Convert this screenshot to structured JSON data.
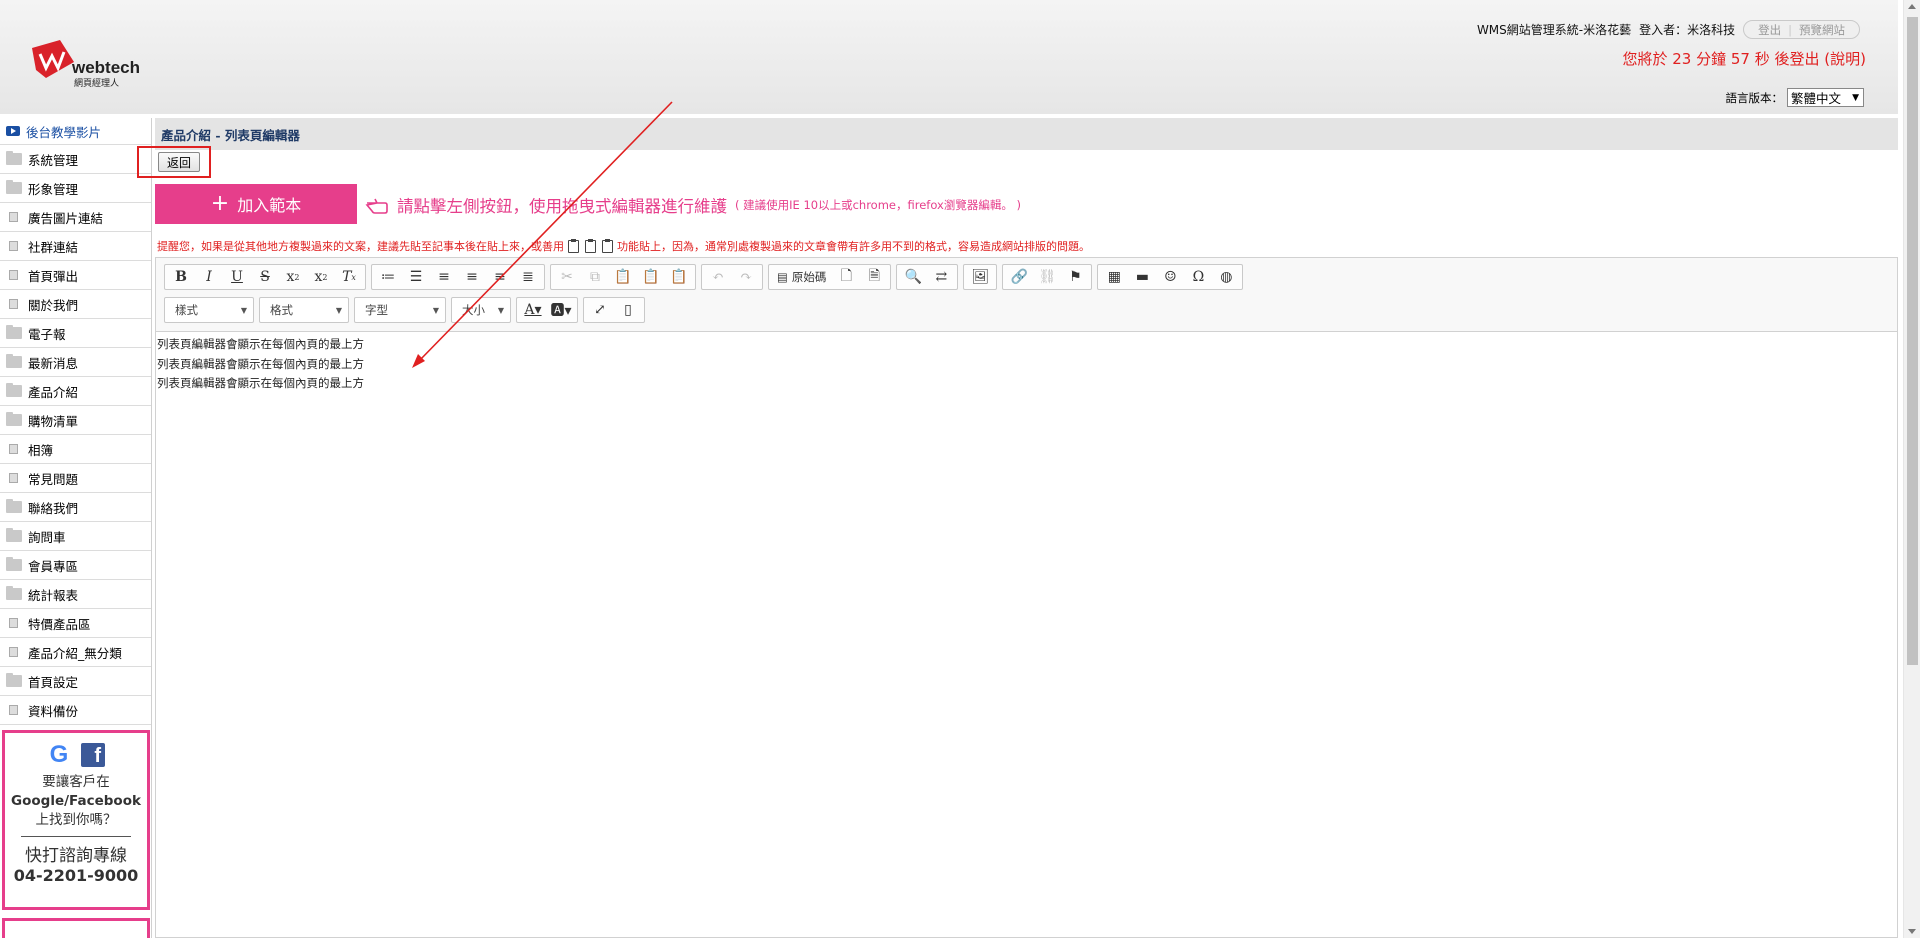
{
  "header": {
    "logo_text": "webtech",
    "logo_sub": "網頁經理人",
    "system_name": "WMS網站管理系統-米洛花藝",
    "login_label": "登入者：米洛科技",
    "logout_button": "登出",
    "preview_button": "預覽網站",
    "logout_timer": "您將於 23 分鐘 57 秒 後登出 (說明)",
    "lang_label": "語言版本：",
    "lang_value": "繁體中文"
  },
  "sidebar": {
    "items": [
      {
        "label": "後台教學影片",
        "icon": "video-icon"
      },
      {
        "label": "系統管理",
        "icon": "folder-icon"
      },
      {
        "label": "形象管理",
        "icon": "folder-icon"
      },
      {
        "label": "廣告圖片連結",
        "icon": "doc-icon"
      },
      {
        "label": "社群連結",
        "icon": "doc-icon"
      },
      {
        "label": "首頁彈出",
        "icon": "doc-icon"
      },
      {
        "label": "關於我們",
        "icon": "doc-icon"
      },
      {
        "label": "電子報",
        "icon": "folder-icon"
      },
      {
        "label": "最新消息",
        "icon": "folder-icon"
      },
      {
        "label": "產品介紹",
        "icon": "folder-icon"
      },
      {
        "label": "購物清單",
        "icon": "folder-icon"
      },
      {
        "label": "相簿",
        "icon": "doc-icon"
      },
      {
        "label": "常見問題",
        "icon": "doc-icon"
      },
      {
        "label": "聯絡我們",
        "icon": "folder-icon"
      },
      {
        "label": "詢問車",
        "icon": "folder-icon"
      },
      {
        "label": "會員專區",
        "icon": "folder-icon"
      },
      {
        "label": "統計報表",
        "icon": "folder-icon"
      },
      {
        "label": "特價產品區",
        "icon": "doc-icon"
      },
      {
        "label": "產品介紹_無分類",
        "icon": "doc-icon"
      },
      {
        "label": "首頁設定",
        "icon": "folder-icon"
      },
      {
        "label": "資料備份",
        "icon": "doc-icon"
      }
    ],
    "promo": {
      "g": "G",
      "f": "f",
      "line1": "要讓客戶在",
      "line2": "Google/Facebook",
      "line3": "上找到你嗎？",
      "call": "快打諮詢專線",
      "phone": "04-2201-9000"
    }
  },
  "main": {
    "title": "產品介紹 - 列表頁編輯器",
    "back_button": "返回",
    "add_template": "加入範本",
    "plus": "+",
    "hint": "請點擊左側按鈕，使用拖曳式編輯器進行維護",
    "hint_sub": "( 建議使用IE 10以上或chrome，firefox瀏覽器編輯。 )",
    "notice_a": "提醒您，如果是從其他地方複製過來的文案，建議先貼至記事本後在貼上來，或善用",
    "notice_b": "功能貼上，因為，通常別處複製過來的文章會帶有許多用不到的格式，容易造成網站排版的問題。"
  },
  "editor": {
    "source_label": "原始碼",
    "combo_style": "樣式",
    "combo_format": "格式",
    "combo_font": "字型",
    "combo_size": "大小",
    "lines": [
      "列表頁編輯器會顯示在每個內頁的最上方",
      "列表頁編輯器會顯示在每個內頁的最上方",
      "列表頁編輯器會顯示在每個內頁的最上方"
    ]
  },
  "colors": {
    "accent_pink": "#e63e8b",
    "alert_red": "#e02020",
    "title_navy": "#1f3a66"
  }
}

What to work on: All the lines above are to be given again exactly as they read, with the pictures removed.

Solution below:
Convert this screenshot to structured JSON data.
{
  "header": {
    "logo_text": "webtech",
    "logo_sub": "網頁經理人",
    "system_name": "WMS網站管理系統-米洛花藝",
    "login_label": "登入者：米洛科技",
    "logout_button": "登出",
    "preview_button": "預覽網站",
    "logout_timer": "您將於 23 分鐘 57 秒 後登出 (說明)",
    "lang_label": "語言版本：",
    "lang_value": "繁體中文"
  },
  "sidebar": {
    "items": [
      {
        "label": "後台教學影片",
        "icon": "video-icon"
      },
      {
        "label": "系統管理",
        "icon": "folder-icon"
      },
      {
        "label": "形象管理",
        "icon": "folder-icon"
      },
      {
        "label": "廣告圖片連結",
        "icon": "doc-icon"
      },
      {
        "label": "社群連結",
        "icon": "doc-icon"
      },
      {
        "label": "首頁彈出",
        "icon": "doc-icon"
      },
      {
        "label": "關於我們",
        "icon": "doc-icon"
      },
      {
        "label": "電子報",
        "icon": "folder-icon"
      },
      {
        "label": "最新消息",
        "icon": "folder-icon"
      },
      {
        "label": "產品介紹",
        "icon": "folder-icon"
      },
      {
        "label": "購物清單",
        "icon": "folder-icon"
      },
      {
        "label": "相簿",
        "icon": "doc-icon"
      },
      {
        "label": "常見問題",
        "icon": "doc-icon"
      },
      {
        "label": "聯絡我們",
        "icon": "folder-icon"
      },
      {
        "label": "詢問車",
        "icon": "folder-icon"
      },
      {
        "label": "會員專區",
        "icon": "folder-icon"
      },
      {
        "label": "統計報表",
        "icon": "folder-icon"
      },
      {
        "label": "特價產品區",
        "icon": "doc-icon"
      },
      {
        "label": "產品介紹_無分類",
        "icon": "doc-icon"
      },
      {
        "label": "首頁設定",
        "icon": "folder-icon"
      },
      {
        "label": "資料備份",
        "icon": "doc-icon"
      }
    ],
    "promo": {
      "g": "G",
      "f": "f",
      "line1": "要讓客戶在",
      "line2": "Google/Facebook",
      "line3": "上找到你嗎？",
      "call": "快打諮詢專線",
      "phone": "04-2201-9000"
    }
  },
  "main": {
    "title": "產品介紹 - 列表頁編輯器",
    "back_button": "返回",
    "add_template": "加入範本",
    "plus": "+",
    "hint": "請點擊左側按鈕，使用拖曳式編輯器進行維護",
    "hint_sub": "( 建議使用IE 10以上或chrome，firefox瀏覽器編輯。 )",
    "notice_a": "提醒您，如果是從其他地方複製過來的文案，建議先貼至記事本後在貼上來，或善用",
    "notice_b": "功能貼上，因為，通常別處複製過來的文章會帶有許多用不到的格式，容易造成網站排版的問題。"
  },
  "editor": {
    "source_label": "原始碼",
    "combo_style": "樣式",
    "combo_format": "格式",
    "combo_font": "字型",
    "combo_size": "大小",
    "lines": [
      "列表頁編輯器會顯示在每個內頁的最上方",
      "列表頁編輯器會顯示在每個內頁的最上方",
      "列表頁編輯器會顯示在每個內頁的最上方"
    ]
  },
  "colors": {
    "accent_pink": "#e63e8b",
    "alert_red": "#e02020",
    "title_navy": "#1f3a66"
  }
}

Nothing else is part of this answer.